== SET TASK ==
Search the data for the string "title" and gather each line it is in.

== INFORMATION GIVEN ==
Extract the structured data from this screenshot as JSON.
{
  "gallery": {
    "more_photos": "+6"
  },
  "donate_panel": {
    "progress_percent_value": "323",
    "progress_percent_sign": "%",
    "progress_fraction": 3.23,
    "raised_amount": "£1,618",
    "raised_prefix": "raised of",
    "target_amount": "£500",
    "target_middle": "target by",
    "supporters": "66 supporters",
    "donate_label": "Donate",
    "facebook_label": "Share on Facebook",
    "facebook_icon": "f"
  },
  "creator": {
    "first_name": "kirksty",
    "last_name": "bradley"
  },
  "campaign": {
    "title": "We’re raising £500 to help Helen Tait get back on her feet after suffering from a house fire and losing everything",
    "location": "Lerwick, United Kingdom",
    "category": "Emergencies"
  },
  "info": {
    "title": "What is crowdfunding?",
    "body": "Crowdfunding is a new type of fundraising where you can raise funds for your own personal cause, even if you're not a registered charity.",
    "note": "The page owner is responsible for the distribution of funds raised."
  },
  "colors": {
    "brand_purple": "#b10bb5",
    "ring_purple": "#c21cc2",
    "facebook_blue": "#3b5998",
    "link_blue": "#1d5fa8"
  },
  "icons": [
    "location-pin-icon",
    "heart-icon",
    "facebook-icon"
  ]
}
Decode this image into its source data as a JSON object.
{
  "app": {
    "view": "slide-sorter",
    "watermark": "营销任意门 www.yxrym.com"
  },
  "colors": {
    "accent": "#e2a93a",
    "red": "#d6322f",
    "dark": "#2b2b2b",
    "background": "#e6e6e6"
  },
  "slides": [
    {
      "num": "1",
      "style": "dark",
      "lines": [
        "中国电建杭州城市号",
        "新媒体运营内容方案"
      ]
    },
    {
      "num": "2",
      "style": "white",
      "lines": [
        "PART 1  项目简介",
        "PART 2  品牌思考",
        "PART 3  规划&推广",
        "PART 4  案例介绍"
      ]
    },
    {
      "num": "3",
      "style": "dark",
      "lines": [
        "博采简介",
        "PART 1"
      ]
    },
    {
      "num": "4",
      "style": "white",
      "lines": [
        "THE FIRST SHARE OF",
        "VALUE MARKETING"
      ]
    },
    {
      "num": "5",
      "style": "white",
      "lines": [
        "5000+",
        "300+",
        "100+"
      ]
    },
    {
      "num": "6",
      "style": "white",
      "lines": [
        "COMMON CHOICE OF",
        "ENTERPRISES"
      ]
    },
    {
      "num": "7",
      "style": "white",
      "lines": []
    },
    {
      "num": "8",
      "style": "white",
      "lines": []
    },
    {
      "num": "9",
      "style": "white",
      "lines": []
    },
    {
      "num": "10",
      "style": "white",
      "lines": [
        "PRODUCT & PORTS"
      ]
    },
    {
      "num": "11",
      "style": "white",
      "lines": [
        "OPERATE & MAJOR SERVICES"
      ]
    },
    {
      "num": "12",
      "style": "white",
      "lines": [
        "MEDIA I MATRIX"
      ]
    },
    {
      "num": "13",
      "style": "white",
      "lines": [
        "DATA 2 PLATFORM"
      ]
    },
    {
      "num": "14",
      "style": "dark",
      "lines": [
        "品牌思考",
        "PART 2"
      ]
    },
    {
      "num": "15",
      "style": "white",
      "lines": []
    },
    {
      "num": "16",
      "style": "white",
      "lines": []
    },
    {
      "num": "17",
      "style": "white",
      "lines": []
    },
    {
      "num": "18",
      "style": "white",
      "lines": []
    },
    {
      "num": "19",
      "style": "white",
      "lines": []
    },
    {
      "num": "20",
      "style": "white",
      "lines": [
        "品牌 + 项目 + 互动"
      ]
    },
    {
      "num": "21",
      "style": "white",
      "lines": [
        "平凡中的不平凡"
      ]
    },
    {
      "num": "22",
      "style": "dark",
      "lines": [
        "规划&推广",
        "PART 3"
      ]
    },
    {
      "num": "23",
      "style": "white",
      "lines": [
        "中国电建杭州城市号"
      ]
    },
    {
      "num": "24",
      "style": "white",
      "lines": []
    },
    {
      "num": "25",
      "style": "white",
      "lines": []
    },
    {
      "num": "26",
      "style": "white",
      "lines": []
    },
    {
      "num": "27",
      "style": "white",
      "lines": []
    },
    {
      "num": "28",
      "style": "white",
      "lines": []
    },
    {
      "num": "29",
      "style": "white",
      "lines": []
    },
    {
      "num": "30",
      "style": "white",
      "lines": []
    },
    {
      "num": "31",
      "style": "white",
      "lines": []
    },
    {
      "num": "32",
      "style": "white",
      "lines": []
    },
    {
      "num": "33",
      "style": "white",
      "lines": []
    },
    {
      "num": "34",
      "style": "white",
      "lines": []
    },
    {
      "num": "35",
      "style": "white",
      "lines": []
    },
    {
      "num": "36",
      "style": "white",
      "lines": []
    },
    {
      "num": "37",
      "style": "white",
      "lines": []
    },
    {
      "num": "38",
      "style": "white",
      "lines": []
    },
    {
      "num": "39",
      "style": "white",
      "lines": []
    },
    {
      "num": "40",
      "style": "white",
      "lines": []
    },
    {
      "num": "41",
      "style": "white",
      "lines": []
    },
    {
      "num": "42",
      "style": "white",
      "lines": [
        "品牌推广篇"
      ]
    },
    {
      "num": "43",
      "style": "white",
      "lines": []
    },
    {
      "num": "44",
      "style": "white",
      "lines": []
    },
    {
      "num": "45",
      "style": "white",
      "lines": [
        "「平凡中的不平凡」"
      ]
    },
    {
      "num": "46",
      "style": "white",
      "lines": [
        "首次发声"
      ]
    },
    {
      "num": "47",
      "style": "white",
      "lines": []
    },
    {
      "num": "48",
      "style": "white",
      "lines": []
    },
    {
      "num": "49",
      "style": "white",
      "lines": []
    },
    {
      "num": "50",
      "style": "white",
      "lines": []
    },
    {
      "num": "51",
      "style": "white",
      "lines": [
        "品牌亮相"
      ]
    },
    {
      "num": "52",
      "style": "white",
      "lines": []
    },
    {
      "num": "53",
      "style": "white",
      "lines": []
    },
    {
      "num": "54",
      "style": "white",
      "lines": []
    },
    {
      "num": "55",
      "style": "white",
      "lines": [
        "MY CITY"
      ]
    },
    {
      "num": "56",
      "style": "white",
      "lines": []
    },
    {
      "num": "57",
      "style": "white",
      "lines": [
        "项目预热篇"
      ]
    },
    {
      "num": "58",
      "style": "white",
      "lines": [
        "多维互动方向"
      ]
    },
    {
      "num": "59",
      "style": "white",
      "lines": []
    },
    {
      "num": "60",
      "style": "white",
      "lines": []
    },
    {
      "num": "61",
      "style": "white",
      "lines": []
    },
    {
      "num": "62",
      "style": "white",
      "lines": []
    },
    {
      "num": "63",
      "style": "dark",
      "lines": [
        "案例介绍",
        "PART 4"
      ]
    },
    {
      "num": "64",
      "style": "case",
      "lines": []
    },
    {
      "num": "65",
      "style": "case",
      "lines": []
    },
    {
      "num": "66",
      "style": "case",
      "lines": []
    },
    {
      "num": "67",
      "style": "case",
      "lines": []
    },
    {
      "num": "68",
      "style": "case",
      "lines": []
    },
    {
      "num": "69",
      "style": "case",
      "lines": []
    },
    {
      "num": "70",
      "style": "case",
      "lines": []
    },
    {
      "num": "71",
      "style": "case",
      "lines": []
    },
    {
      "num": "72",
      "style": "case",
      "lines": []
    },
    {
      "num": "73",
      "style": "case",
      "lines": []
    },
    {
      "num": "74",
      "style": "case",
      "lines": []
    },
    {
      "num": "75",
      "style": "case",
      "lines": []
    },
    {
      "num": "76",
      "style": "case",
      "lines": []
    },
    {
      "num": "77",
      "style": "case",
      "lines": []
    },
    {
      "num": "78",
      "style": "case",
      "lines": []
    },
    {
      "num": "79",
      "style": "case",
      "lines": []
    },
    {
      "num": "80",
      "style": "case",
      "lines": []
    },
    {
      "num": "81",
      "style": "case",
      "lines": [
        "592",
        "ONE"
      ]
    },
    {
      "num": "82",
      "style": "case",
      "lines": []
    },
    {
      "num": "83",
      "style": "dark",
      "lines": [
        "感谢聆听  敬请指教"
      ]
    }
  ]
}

== CORRECT RESULT ==
    "title": "We’re raising £500 to help Helen Tait get back on her feet after suffering from a house fire and losing everything",
    "title": "What is crowdfunding?",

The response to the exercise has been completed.